■ Exercise brief ■
Compile every line that includes the word "this".

■ Dataset records ■
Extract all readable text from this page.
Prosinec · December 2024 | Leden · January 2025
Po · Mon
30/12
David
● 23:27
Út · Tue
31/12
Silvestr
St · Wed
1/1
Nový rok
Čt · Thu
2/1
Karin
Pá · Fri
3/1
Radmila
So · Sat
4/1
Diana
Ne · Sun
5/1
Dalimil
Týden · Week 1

---

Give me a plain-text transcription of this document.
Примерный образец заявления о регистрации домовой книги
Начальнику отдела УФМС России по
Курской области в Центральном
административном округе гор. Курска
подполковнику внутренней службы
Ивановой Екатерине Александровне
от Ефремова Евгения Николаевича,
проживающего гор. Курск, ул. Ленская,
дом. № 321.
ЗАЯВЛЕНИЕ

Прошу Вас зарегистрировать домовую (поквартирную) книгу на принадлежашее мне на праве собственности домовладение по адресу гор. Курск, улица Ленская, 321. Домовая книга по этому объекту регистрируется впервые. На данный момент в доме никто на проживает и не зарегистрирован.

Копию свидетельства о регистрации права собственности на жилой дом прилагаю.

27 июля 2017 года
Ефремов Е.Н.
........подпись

■ Task solution ■
Extract all readable text from this page.
Give me a plain-text transcription of this document.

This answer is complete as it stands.